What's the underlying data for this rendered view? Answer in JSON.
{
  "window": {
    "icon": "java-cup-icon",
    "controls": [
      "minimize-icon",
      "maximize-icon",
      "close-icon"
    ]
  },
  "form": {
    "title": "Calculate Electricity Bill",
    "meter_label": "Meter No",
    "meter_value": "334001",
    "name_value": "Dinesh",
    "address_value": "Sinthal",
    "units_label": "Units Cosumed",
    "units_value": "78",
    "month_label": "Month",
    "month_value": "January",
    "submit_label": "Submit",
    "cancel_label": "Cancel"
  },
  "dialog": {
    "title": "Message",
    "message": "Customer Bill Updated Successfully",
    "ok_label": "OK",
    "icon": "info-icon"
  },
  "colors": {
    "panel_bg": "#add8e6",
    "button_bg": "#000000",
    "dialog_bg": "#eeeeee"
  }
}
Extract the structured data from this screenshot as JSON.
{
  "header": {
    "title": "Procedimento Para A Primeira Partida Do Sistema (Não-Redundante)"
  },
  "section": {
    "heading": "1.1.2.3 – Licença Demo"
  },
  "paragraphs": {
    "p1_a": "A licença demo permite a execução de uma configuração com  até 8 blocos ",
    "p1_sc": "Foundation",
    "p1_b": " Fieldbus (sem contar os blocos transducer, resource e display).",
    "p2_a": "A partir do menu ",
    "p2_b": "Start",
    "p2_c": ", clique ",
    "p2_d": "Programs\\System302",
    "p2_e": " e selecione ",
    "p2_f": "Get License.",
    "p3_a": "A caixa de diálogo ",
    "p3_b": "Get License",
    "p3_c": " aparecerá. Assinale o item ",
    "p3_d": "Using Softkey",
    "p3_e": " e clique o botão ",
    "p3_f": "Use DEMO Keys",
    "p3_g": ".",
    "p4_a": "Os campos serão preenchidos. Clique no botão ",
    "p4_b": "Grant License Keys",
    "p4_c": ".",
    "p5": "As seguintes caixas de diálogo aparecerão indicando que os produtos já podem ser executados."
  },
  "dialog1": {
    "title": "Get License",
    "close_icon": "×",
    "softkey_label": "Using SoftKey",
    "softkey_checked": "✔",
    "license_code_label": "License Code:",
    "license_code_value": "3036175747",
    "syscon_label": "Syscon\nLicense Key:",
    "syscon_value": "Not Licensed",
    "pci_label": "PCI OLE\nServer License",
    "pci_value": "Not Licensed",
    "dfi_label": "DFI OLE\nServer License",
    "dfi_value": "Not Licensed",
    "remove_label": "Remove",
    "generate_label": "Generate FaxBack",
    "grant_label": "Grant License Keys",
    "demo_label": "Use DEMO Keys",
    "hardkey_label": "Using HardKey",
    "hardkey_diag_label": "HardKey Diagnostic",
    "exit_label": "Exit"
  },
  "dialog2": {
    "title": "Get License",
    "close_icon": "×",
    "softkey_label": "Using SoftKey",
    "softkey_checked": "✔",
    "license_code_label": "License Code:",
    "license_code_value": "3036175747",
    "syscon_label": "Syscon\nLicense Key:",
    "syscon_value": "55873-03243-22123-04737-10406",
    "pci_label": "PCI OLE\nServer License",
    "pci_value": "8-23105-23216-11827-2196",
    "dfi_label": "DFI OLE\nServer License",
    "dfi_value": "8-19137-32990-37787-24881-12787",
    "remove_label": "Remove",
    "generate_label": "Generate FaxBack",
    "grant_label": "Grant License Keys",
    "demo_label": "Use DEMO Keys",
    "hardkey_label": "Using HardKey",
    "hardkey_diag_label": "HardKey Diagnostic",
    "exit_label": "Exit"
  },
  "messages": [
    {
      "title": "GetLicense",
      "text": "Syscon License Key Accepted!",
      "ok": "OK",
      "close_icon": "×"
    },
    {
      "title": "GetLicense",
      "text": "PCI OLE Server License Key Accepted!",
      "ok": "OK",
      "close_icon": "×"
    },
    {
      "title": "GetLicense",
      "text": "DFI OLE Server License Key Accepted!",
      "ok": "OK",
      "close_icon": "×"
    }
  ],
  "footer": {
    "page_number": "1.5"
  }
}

What the task requires:
Copy out every line where the word "botão" occurs.

Problem solution:
    "p3_e": " e clique o botão ",
    "p4_a": "Os campos serão preenchidos. Clique no botão ",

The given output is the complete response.